-- START OF Given entries --

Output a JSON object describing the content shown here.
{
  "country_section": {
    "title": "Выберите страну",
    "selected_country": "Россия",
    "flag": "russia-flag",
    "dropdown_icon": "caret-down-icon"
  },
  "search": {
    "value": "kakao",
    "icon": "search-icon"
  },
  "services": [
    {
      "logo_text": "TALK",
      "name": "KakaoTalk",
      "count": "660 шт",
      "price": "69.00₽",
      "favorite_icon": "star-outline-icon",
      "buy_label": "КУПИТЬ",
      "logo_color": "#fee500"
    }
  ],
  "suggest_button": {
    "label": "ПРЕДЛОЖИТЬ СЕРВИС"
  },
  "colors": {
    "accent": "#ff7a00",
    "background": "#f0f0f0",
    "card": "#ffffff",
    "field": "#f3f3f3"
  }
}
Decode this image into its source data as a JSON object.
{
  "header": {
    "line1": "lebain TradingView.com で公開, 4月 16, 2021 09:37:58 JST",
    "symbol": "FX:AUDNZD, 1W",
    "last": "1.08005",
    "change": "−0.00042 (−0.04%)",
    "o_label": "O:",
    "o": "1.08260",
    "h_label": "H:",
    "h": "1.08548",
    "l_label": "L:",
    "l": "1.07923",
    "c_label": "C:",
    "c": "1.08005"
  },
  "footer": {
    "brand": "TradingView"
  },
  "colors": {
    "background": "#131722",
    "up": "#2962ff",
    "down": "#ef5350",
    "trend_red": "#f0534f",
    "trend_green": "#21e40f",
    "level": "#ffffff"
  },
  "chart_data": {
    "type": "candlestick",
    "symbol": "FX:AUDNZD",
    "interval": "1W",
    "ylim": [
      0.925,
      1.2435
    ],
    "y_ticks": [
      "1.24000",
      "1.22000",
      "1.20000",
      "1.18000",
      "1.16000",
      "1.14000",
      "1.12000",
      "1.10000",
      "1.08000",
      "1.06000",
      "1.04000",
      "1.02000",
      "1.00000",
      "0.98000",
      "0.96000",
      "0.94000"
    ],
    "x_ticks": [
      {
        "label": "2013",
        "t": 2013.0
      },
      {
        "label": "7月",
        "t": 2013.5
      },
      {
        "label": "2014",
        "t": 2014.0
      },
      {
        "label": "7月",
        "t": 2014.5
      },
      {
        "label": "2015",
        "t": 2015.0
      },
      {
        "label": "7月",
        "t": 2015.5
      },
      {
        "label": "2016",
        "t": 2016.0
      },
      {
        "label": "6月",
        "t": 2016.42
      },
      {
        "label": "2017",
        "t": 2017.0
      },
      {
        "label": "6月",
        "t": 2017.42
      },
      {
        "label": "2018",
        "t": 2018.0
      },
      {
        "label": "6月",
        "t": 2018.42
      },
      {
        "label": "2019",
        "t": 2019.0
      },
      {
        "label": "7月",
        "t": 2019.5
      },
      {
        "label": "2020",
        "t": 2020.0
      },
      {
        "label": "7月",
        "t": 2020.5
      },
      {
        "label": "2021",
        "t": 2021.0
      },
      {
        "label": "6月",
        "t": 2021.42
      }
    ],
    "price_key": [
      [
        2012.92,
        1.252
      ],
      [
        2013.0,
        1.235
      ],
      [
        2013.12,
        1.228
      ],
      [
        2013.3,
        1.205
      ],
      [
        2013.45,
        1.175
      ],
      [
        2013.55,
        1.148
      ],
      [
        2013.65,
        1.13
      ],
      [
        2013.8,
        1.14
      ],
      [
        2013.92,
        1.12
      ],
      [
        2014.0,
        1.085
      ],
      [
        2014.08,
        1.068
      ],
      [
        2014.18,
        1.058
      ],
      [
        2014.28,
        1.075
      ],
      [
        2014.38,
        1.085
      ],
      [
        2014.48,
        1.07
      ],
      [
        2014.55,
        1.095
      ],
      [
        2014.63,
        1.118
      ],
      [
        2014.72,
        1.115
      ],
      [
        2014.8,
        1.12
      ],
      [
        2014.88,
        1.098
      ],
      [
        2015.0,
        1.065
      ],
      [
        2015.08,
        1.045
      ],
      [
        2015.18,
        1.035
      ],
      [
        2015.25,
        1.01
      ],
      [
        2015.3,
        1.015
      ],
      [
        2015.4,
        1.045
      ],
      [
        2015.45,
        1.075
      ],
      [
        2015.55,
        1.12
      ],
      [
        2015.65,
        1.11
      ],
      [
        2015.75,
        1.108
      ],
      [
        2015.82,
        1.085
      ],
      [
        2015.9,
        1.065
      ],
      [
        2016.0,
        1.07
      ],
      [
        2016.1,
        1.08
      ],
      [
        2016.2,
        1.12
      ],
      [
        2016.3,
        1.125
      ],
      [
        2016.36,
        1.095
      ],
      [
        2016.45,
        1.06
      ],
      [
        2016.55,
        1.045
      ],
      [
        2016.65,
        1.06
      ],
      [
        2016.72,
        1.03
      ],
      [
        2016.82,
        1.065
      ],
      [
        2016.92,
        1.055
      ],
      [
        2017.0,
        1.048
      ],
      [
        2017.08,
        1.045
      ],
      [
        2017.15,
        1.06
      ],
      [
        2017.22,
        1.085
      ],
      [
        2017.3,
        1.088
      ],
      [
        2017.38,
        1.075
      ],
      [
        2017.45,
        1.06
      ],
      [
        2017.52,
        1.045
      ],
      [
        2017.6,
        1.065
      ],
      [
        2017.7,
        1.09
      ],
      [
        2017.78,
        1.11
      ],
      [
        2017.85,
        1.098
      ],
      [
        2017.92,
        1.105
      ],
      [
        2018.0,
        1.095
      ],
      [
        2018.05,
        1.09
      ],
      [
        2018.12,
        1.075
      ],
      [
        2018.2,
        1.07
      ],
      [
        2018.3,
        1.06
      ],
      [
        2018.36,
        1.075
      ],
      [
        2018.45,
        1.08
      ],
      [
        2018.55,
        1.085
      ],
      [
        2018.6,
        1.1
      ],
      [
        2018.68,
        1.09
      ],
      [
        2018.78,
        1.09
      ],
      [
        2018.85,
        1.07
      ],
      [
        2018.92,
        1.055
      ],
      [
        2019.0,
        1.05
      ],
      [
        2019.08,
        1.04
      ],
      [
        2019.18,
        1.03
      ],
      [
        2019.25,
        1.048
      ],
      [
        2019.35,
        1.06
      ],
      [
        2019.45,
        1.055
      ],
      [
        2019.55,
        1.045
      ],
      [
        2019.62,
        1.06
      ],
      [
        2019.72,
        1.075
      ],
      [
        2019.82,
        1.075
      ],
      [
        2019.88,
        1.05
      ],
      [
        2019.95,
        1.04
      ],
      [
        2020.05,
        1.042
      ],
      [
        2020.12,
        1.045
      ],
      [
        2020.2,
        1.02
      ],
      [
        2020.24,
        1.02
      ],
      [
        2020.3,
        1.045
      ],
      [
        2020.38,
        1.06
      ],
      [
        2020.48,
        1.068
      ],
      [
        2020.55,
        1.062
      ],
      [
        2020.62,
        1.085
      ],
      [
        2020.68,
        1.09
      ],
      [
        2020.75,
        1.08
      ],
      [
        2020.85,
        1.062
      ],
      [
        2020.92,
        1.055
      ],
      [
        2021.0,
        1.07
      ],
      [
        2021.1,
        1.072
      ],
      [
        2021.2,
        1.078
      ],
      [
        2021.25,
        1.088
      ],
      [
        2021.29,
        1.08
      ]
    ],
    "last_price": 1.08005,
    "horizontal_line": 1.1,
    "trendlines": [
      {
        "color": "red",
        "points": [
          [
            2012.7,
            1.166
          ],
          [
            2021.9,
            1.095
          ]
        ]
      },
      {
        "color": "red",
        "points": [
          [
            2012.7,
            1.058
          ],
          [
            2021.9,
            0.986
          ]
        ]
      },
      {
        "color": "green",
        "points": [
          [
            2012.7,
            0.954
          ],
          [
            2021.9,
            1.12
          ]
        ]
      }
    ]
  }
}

-- END OF Given entries --

* _Problem requirements_:
Search the entries for the word "down", then gather every line that has it.

* _Full solution_:
    "dropdown_icon": "caret-down-icon"
    "down": "#ef5350",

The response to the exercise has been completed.